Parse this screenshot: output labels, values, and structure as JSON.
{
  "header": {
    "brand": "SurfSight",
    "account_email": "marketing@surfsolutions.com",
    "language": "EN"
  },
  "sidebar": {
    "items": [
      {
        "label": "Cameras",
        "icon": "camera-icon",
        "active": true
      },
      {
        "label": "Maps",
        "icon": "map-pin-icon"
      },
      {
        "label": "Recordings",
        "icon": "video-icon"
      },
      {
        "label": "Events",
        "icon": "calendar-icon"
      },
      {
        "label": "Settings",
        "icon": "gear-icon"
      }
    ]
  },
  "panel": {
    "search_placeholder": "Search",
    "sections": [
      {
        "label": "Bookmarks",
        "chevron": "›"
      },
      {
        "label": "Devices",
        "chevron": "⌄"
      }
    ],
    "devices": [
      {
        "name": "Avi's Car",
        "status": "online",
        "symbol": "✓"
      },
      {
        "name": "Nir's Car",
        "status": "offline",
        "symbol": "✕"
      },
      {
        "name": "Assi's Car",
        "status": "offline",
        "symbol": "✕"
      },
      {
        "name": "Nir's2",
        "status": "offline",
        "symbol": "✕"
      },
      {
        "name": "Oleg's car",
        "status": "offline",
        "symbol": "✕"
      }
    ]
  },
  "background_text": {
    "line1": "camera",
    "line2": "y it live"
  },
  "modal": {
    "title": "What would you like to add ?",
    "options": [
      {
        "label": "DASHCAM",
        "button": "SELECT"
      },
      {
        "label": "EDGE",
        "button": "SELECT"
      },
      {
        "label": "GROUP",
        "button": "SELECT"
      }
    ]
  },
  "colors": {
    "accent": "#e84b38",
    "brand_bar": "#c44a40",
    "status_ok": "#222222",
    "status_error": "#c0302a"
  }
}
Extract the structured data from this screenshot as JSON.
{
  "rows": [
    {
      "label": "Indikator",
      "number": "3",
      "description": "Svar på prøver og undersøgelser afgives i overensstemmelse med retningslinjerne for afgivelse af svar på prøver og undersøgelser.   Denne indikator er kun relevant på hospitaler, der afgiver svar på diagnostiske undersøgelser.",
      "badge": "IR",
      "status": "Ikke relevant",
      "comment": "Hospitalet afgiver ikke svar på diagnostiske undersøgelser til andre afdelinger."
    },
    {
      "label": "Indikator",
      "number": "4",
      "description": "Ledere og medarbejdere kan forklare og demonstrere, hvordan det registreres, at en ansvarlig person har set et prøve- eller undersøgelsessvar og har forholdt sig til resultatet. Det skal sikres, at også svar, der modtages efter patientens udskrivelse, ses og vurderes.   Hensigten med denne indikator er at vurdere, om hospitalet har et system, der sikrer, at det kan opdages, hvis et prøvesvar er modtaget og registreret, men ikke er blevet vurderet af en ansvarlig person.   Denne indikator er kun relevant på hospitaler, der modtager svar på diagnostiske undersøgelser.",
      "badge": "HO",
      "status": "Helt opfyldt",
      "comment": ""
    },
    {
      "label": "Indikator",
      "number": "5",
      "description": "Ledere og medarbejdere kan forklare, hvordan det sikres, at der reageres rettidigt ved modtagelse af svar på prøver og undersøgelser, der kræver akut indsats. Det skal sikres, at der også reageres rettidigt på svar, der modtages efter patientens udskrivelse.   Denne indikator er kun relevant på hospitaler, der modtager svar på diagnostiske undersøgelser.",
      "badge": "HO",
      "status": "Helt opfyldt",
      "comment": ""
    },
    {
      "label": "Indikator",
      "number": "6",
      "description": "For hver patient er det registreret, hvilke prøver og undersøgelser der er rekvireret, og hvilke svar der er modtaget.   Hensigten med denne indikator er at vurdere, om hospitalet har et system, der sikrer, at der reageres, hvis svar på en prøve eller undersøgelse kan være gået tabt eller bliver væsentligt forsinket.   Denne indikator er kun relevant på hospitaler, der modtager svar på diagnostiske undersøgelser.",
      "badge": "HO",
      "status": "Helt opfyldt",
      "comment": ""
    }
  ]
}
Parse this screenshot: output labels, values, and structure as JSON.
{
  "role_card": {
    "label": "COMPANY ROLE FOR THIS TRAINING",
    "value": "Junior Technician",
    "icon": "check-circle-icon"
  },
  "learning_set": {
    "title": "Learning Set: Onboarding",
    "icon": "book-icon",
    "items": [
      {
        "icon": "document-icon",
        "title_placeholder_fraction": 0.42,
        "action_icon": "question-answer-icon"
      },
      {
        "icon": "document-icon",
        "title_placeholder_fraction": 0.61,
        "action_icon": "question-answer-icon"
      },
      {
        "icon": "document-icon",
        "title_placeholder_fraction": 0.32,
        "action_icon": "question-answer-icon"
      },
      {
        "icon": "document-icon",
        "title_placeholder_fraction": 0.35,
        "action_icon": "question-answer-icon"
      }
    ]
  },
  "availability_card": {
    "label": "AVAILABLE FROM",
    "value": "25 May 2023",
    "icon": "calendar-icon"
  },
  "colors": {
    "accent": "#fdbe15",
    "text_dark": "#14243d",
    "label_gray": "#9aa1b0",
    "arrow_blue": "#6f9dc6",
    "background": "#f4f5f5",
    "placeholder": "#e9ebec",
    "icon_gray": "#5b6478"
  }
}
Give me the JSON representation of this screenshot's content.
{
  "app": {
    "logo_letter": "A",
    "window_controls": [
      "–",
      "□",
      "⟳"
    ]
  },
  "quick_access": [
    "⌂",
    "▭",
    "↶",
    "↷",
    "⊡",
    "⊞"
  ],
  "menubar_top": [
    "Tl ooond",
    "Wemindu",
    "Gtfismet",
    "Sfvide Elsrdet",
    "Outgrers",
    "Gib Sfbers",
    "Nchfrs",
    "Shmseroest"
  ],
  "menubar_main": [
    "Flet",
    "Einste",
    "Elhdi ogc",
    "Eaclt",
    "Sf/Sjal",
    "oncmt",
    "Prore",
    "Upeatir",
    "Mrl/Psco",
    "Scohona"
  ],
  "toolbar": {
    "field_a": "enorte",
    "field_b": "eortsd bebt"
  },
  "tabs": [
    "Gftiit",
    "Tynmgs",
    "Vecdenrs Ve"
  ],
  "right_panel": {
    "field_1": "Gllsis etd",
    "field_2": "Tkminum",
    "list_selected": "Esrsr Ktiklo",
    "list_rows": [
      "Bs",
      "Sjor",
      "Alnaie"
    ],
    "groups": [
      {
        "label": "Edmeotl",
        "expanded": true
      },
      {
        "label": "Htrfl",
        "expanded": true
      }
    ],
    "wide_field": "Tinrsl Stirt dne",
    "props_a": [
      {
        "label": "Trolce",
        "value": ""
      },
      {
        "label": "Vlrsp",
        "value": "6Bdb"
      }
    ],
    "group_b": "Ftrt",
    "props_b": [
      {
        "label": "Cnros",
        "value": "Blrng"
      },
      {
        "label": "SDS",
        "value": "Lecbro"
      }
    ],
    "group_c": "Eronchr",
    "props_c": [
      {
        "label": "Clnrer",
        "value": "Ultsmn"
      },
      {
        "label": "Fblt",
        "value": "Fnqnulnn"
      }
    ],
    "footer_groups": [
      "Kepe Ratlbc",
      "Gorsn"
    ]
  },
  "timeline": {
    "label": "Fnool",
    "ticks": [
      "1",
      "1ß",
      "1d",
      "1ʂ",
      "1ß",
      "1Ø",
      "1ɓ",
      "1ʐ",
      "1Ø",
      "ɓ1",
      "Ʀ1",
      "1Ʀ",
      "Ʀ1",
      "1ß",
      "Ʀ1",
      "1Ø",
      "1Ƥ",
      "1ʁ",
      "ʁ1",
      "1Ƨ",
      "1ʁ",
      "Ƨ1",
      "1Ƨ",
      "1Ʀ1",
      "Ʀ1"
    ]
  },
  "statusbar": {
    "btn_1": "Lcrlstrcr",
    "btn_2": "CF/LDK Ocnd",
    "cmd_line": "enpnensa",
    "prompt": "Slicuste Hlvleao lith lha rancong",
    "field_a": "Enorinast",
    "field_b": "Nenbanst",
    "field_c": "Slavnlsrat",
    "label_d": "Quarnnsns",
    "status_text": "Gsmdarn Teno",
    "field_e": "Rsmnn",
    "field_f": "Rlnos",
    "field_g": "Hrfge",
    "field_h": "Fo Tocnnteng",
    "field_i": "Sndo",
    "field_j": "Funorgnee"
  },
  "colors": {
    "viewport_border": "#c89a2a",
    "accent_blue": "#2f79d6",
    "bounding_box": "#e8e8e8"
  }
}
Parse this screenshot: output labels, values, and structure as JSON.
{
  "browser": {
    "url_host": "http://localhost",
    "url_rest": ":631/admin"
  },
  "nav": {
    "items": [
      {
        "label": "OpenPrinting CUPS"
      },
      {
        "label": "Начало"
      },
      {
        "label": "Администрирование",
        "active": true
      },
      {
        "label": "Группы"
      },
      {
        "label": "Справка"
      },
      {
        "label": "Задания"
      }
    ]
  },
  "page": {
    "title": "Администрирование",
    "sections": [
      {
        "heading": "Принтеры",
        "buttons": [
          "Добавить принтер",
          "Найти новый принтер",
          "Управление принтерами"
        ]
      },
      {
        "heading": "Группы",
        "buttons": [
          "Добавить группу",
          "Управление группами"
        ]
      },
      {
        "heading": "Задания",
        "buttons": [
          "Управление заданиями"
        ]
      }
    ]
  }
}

* * * * *

[TASK TO CARRY OUT]
Find how many lines in the records contain the string "prøver", then give the number alone.

[PROBLEM SOLUTION]
3